What you will do -> The records that follow are to be repeated exactly, with the pictures removed.

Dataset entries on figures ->
=-=-=

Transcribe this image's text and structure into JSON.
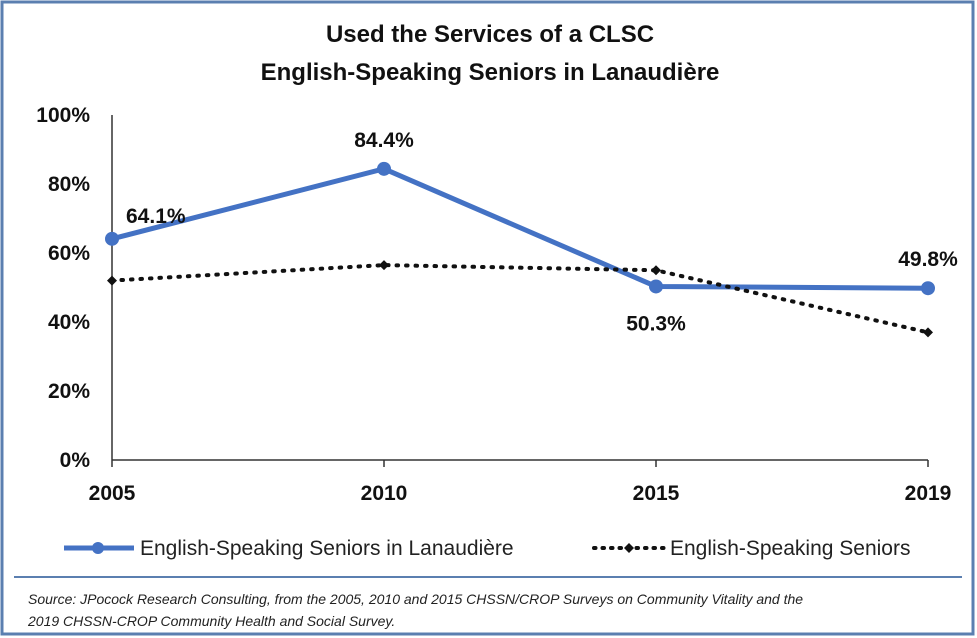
{
  "chart_data": {
    "type": "line",
    "title": "Used the Services of a CLSC",
    "subtitle": "English-Speaking Seniors in Lanaudière",
    "categories": [
      "2005",
      "2010",
      "2015",
      "2019"
    ],
    "ylim": [
      0,
      100
    ],
    "yticks": [
      "0%",
      "20%",
      "40%",
      "60%",
      "80%",
      "100%"
    ],
    "grid": false,
    "legend_position": "bottom",
    "series": [
      {
        "name": "English-Speaking Seniors in Lanaudière",
        "values": [
          64.1,
          84.4,
          50.3,
          49.8
        ],
        "labels": [
          "64.1%",
          "84.4%",
          "50.3%",
          "49.8%"
        ],
        "color": "#4472C4",
        "style": "solid"
      },
      {
        "name": "English-Speaking Seniors",
        "values": [
          52,
          56.5,
          55,
          37
        ],
        "color": "#111111",
        "style": "dotted"
      }
    ]
  },
  "source_note": {
    "line1": "Source: JPocock Research Consulting, from the 2005, 2010  and 2015  CHSSN/CROP Surveys on Community Vitality and the",
    "line2": "2019  CHSSN-CROP Community Health and Social Survey."
  },
  "colors": {
    "frame_border": "#5B7FB0",
    "axis": "#333333"
  }
}
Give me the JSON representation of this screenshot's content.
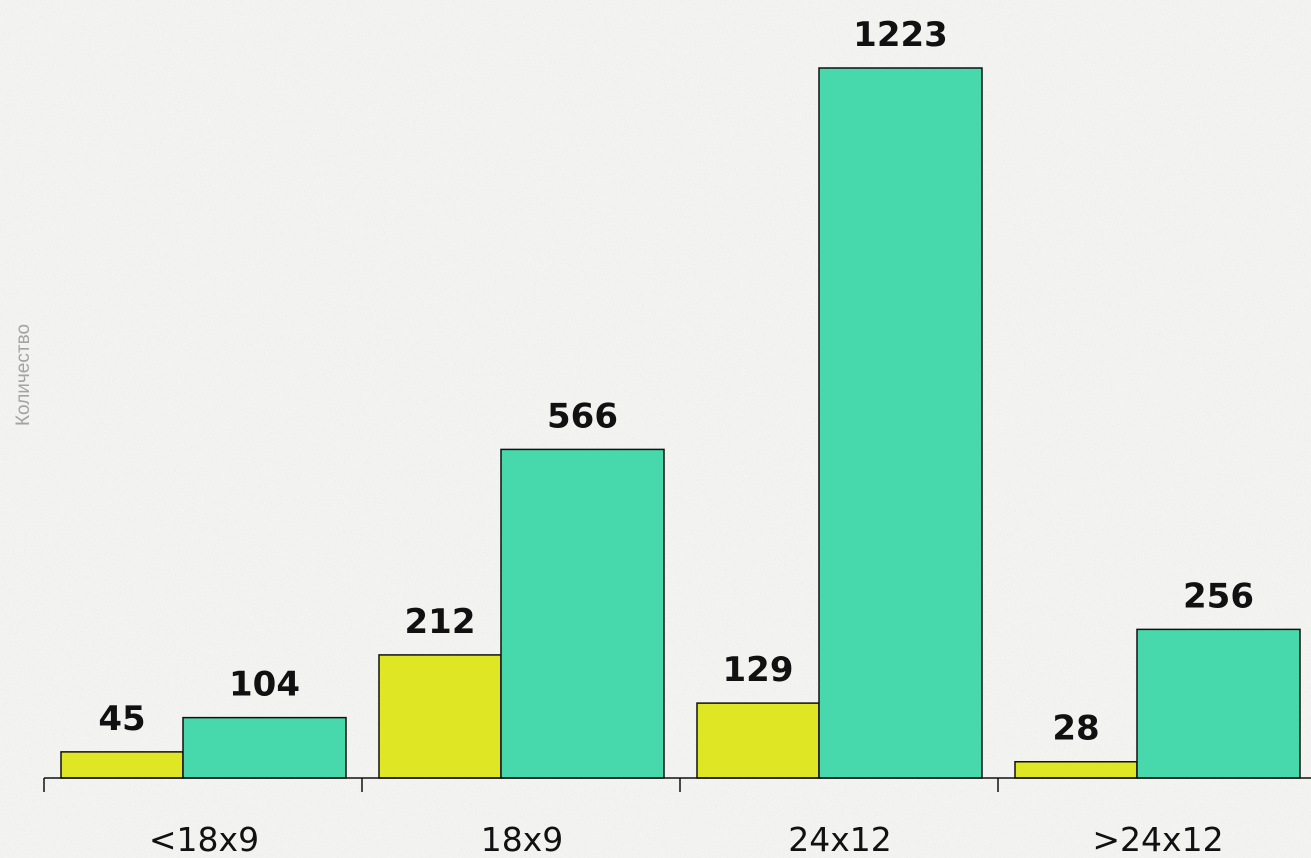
{
  "chart_data": {
    "type": "bar",
    "title": "",
    "xlabel": "",
    "ylabel": "Количество",
    "categories": [
      "<18x9",
      "18x9",
      "24x12",
      ">24x12"
    ],
    "series": [
      {
        "values": [
          45,
          212,
          129,
          28
        ]
      },
      {
        "values": [
          104,
          566,
          1223,
          256
        ]
      }
    ],
    "ylim": [
      0,
      1223
    ],
    "grid": false,
    "legend": "none"
  },
  "colors": {
    "series": [
      "#dfe623",
      "#47d8ab"
    ],
    "bar_edge": "#111111",
    "axis": "#111111",
    "background": "#f3f3f1"
  }
}
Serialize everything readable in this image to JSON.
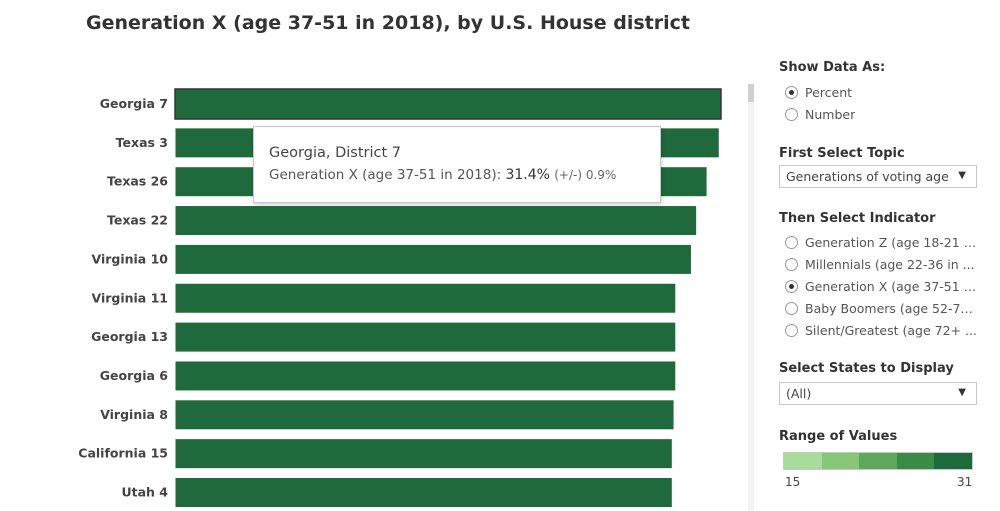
{
  "title": "Generation X (age 37-51 in 2018), by U.S. House district",
  "chart_data": {
    "type": "bar",
    "orientation": "horizontal",
    "title": "Generation X (age 37-51 in 2018), by U.S. House district",
    "categories": [
      "Georgia 7",
      "Texas 3",
      "Texas 26",
      "Texas 22",
      "Virginia 10",
      "Virginia 11",
      "Georgia 13",
      "Georgia 6",
      "Virginia 8",
      "California 15",
      "Utah 4"
    ],
    "values": [
      31.4,
      31.3,
      30.6,
      30.0,
      29.7,
      28.8,
      28.8,
      28.8,
      28.7,
      28.6,
      28.6
    ],
    "xlim": [
      0,
      32
    ],
    "bar_color": "#1e6a3c",
    "highlight_border_color": "#333333"
  },
  "tooltip": {
    "title": "Georgia, District 7",
    "label": "Generation X (age 37-51 in 2018): ",
    "value": "31.4%",
    "moe": "(+/-) 0.9%"
  },
  "panel": {
    "show_data_as": {
      "heading": "Show Data As:",
      "options": [
        "Percent",
        "Number"
      ],
      "selected": "Percent"
    },
    "topic": {
      "heading": "First Select Topic",
      "value": "Generations of voting age"
    },
    "indicator": {
      "heading": "Then Select Indicator",
      "options": [
        "Generation Z (age 18-21 i...",
        "Millennials (age 22-36 in ...",
        "Generation X (age 37-51 i...",
        "Baby Boomers (age 52-71...",
        "Silent/Greatest (age 72+ ..."
      ],
      "selected": "Generation X (age 37-51 i..."
    },
    "states": {
      "heading": "Select States to Display",
      "value": "(All)"
    },
    "range": {
      "heading": "Range of Values",
      "min": "15",
      "max": "31",
      "colors": [
        "#a9dc9a",
        "#86c777",
        "#5ea85b",
        "#3a8a48",
        "#1e6a3c"
      ]
    }
  }
}
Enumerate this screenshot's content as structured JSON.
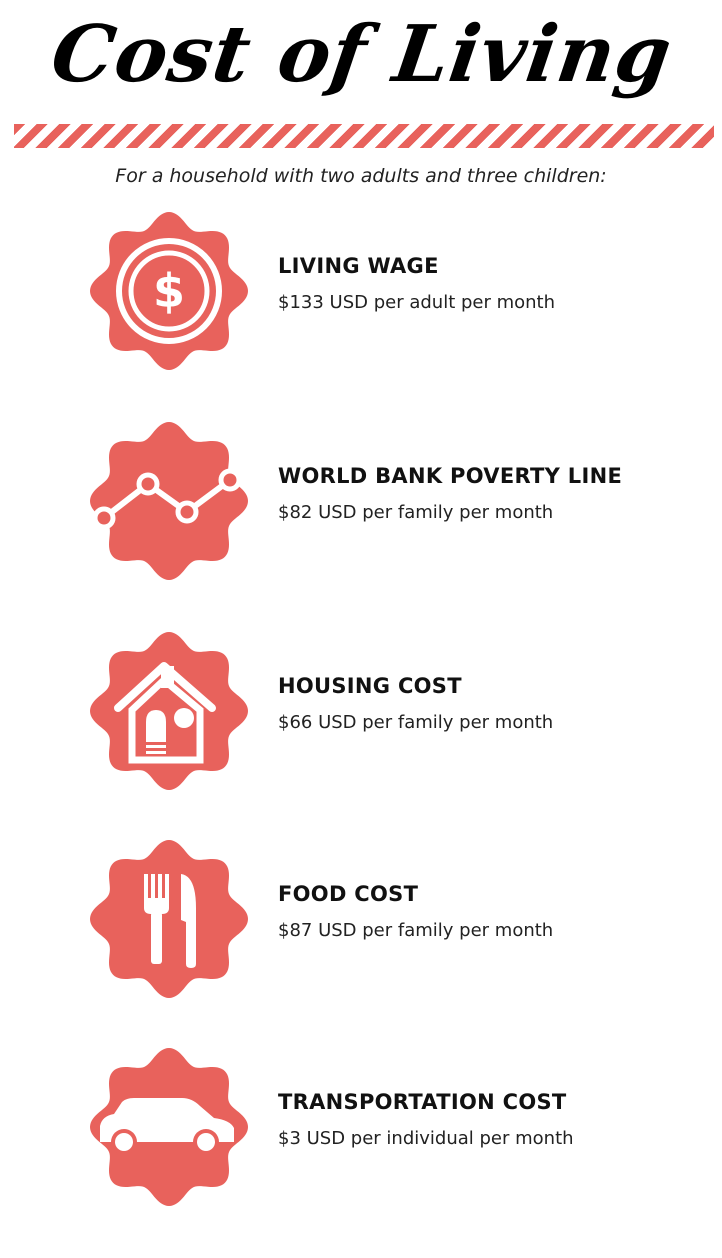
{
  "title": "Cost of Living",
  "subtitle": "For a household with two adults and three children:",
  "colors": {
    "accent": "#e8625c",
    "text": "#111111",
    "background": "#ffffff"
  },
  "items": [
    {
      "icon": "dollar-coin-icon",
      "heading": "LIVING WAGE",
      "detail": "$133 USD per adult per month"
    },
    {
      "icon": "line-graph-icon",
      "heading": "WORLD BANK POVERTY LINE",
      "detail": "$82 USD per family per month"
    },
    {
      "icon": "house-icon",
      "heading": "HOUSING COST",
      "detail": "$66 USD per family per month"
    },
    {
      "icon": "fork-knife-icon",
      "heading": "FOOD COST",
      "detail": "$87 USD per family per month"
    },
    {
      "icon": "car-icon",
      "heading": "TRANSPORTATION COST",
      "detail": "$3 USD per individual per month"
    }
  ]
}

=-=-=

Answer to the exercise ->
Transcribe this image's text and structure into JSON.
{
  "chart_data": {
    "type": "line",
    "title": "Used the Services of a CLSC",
    "subtitle": "English-Speaking Seniors in Lanaudière",
    "categories": [
      "2005",
      "2010",
      "2015",
      "2019"
    ],
    "ylim": [
      0,
      100
    ],
    "yticks": [
      "0%",
      "20%",
      "40%",
      "60%",
      "80%",
      "100%"
    ],
    "grid": false,
    "legend_position": "bottom",
    "series": [
      {
        "name": "English-Speaking Seniors in Lanaudière",
        "values": [
          64.1,
          84.4,
          50.3,
          49.8
        ],
        "labels": [
          "64.1%",
          "84.4%",
          "50.3%",
          "49.8%"
        ],
        "color": "#4472C4",
        "style": "solid"
      },
      {
        "name": "English-Speaking Seniors",
        "values": [
          52,
          56.5,
          55,
          37
        ],
        "color": "#111111",
        "style": "dotted"
      }
    ]
  },
  "source_note": {
    "line1": "Source: JPocock Research Consulting, from the 2005, 2010  and 2015  CHSSN/CROP Surveys on Community Vitality and the",
    "line2": "2019  CHSSN-CROP Community Health and Social Survey."
  },
  "colors": {
    "frame_border": "#5B7FB0",
    "axis": "#333333"
  }
}
Give me the JSON representation of this screenshot's content.
{
  "chart_data": {
    "type": "bar",
    "title": "",
    "xlabel": "",
    "ylabel": "Количество",
    "categories": [
      "<18x9",
      "18x9",
      "24x12",
      ">24x12"
    ],
    "series": [
      {
        "values": [
          45,
          212,
          129,
          28
        ]
      },
      {
        "values": [
          104,
          566,
          1223,
          256
        ]
      }
    ],
    "ylim": [
      0,
      1223
    ],
    "grid": false,
    "legend": "none"
  },
  "colors": {
    "series": [
      "#dfe623",
      "#47d8ab"
    ],
    "bar_edge": "#111111",
    "axis": "#111111",
    "background": "#f3f3f1"
  }
}
Serialize everything readable in this image to JSON.
{
  "title": "Generation X (age 37-51 in 2018), by U.S. House district",
  "chart_data": {
    "type": "bar",
    "orientation": "horizontal",
    "title": "Generation X (age 37-51 in 2018), by U.S. House district",
    "categories": [
      "Georgia 7",
      "Texas 3",
      "Texas 26",
      "Texas 22",
      "Virginia 10",
      "Virginia 11",
      "Georgia 13",
      "Georgia 6",
      "Virginia 8",
      "California 15",
      "Utah 4"
    ],
    "values": [
      31.4,
      31.3,
      30.6,
      30.0,
      29.7,
      28.8,
      28.8,
      28.8,
      28.7,
      28.6,
      28.6
    ],
    "xlim": [
      0,
      32
    ],
    "bar_color": "#1e6a3c",
    "highlight_border_color": "#333333"
  },
  "tooltip": {
    "title": "Georgia, District 7",
    "label": "Generation X (age 37-51 in 2018): ",
    "value": "31.4%",
    "moe": "(+/-) 0.9%"
  },
  "panel": {
    "show_data_as": {
      "heading": "Show Data As:",
      "options": [
        "Percent",
        "Number"
      ],
      "selected": "Percent"
    },
    "topic": {
      "heading": "First Select Topic",
      "value": "Generations of voting age"
    },
    "indicator": {
      "heading": "Then Select Indicator",
      "options": [
        "Generation Z (age 18-21 i...",
        "Millennials (age 22-36 in ...",
        "Generation X (age 37-51 i...",
        "Baby Boomers (age 52-71...",
        "Silent/Greatest (age 72+ ..."
      ],
      "selected": "Generation X (age 37-51 i..."
    },
    "states": {
      "heading": "Select States to Display",
      "value": "(All)"
    },
    "range": {
      "heading": "Range of Values",
      "min": "15",
      "max": "31",
      "colors": [
        "#a9dc9a",
        "#86c777",
        "#5ea85b",
        "#3a8a48",
        "#1e6a3c"
      ]
    }
  }
}
Enumerate this screenshot's content as structured JSON.
{
  "title": "Cost of Living",
  "subtitle": "For a household with two adults and three children:",
  "colors": {
    "accent": "#e8625c",
    "text": "#111111",
    "background": "#ffffff"
  },
  "items": [
    {
      "icon": "dollar-coin-icon",
      "heading": "LIVING WAGE",
      "detail": "$133 USD per adult per month"
    },
    {
      "icon": "line-graph-icon",
      "heading": "WORLD BANK POVERTY LINE",
      "detail": "$82 USD per family per month"
    },
    {
      "icon": "house-icon",
      "heading": "HOUSING COST",
      "detail": "$66 USD per family per month"
    },
    {
      "icon": "fork-knife-icon",
      "heading": "FOOD COST",
      "detail": "$87 USD per family per month"
    },
    {
      "icon": "car-icon",
      "heading": "TRANSPORTATION COST",
      "detail": "$3 USD per individual per month"
    }
  ]
}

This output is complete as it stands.